**Exercise instructions:**
Pull out all lines from the listing below in which the word "this" appears.

**Rows:**
--- BEGIN ---

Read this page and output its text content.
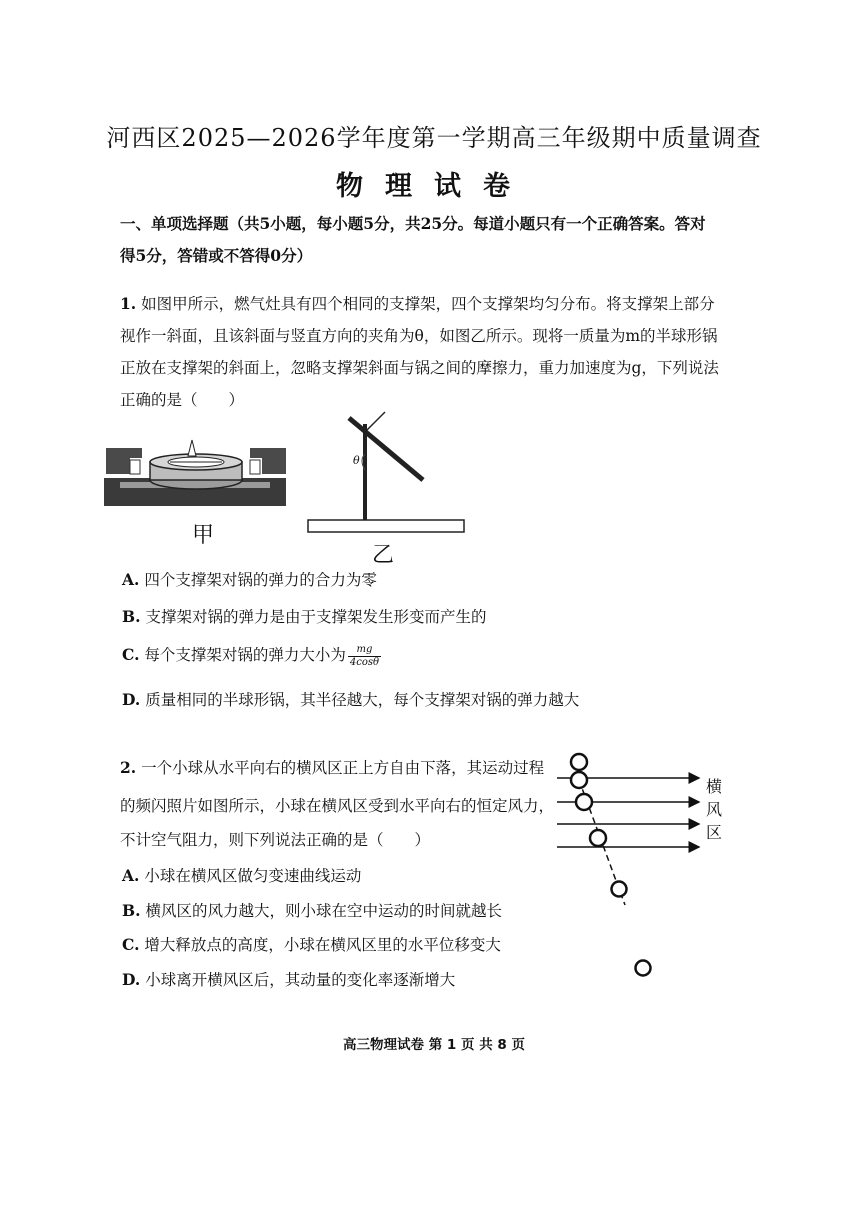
河西区2025—2026学年度第一学期高三年级期中质量调查
物理试卷
一、单项选择题（共5小题，每小题5分，共25分。每道小题只有一个正确答案。答对
得5分，答错或不答得0分）
1. 如图甲所示，燃气灶具有四个相同的支撑架，四个支撑架均匀分布。将支撑架上部分
视作一斜面，且该斜面与竖直方向的夹角为θ，如图乙所示。现将一质量为m的半球形锅
正放在支撑架的斜面上，忽略支撑架斜面与锅之间的摩擦力，重力加速度为g，下列说法
正确的是（　　）
甲
θ
乙
A. 四个支撑架对锅的弹力的合力为零
B. 支撑架对锅的弹力是由于支撑架发生形变而产生的
C. 每个支撑架对锅的弹力大小为 $\frac{mg}{4\cos\theta}$
D. 质量相同的半球形锅，其半径越大，每个支撑架对锅的弹力越大
2. 一个小球从水平向右的横风区正上方自由下落，其运动过程
的频闪照片如图所示，小球在横风区受到水平向右的恒定风力，
不计空气阻力，则下列说法正确的是（　　）
横
风
区
A. 小球在横风区做匀变速曲线运动
B. 横风区的风力越大，则小球在空中运动的时间就越长
C. 增大释放点的高度，小球在横风区里的水平位移变大
D. 小球离开横风区后，其动量的变化率逐渐增大
高三物理试卷 第 1 页 共 8 页
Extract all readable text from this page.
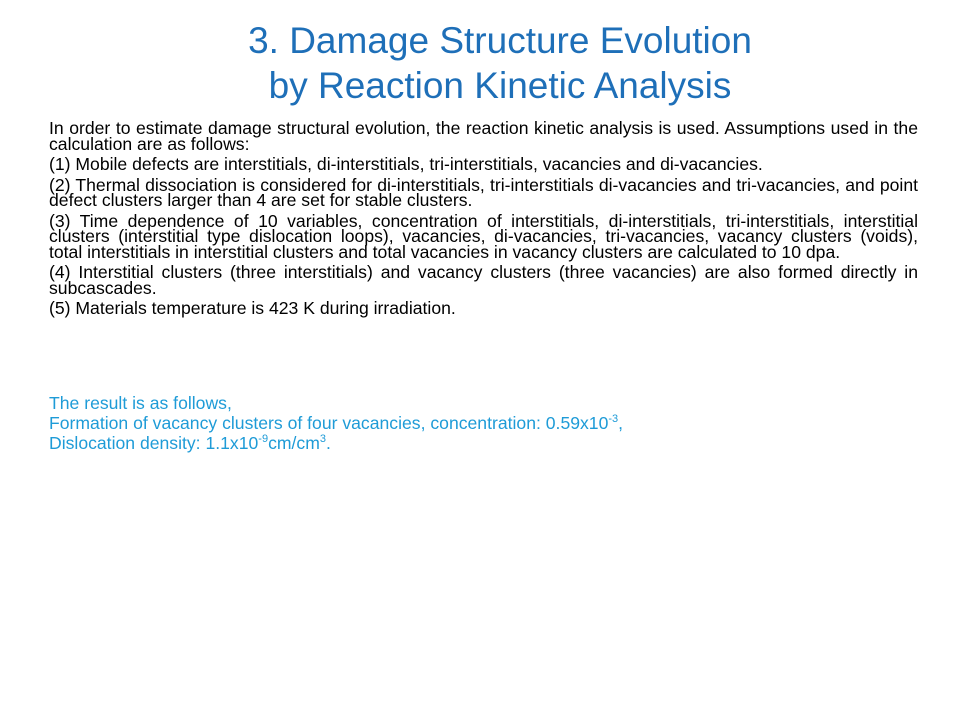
3. Damage Structure Evolution
by Reaction Kinetic Analysis

In order to estimate damage structural evolution, the reaction kinetic analysis is used. Assumptions used in the calculation are as follows:

(1) Mobile defects are interstitials, di-interstitials, tri-interstitials, vacancies and di-vacancies.

(2) Thermal dissociation is considered for di-interstitials, tri-interstitials di-vacancies and tri-vacancies, and point defect clusters larger than 4 are set for stable clusters.

(3) Time dependence of 10 variables, concentration of interstitials, di-interstitials, tri-interstitials, interstitial clusters (interstitial type dislocation loops), vacancies, di-vacancies, tri-vacancies, vacancy clusters (voids), total interstitials in interstitial clusters and total vacancies in vacancy clusters are calculated to 10 dpa.

(4) Interstitial clusters (three interstitials) and vacancy clusters (three vacancies) are also formed directly in subcascades.

(5) Materials temperature is 423 K during irradiation.

The result is as follows,
Formation of vacancy clusters of four vacancies, concentration: $0.59x10^{-3}$,
Dislocation density: $1.1x10^{-9}cm/cm^3$.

--- END ---

**Final answer:**
Read this page and output its text content.
Extract all readable text from this page.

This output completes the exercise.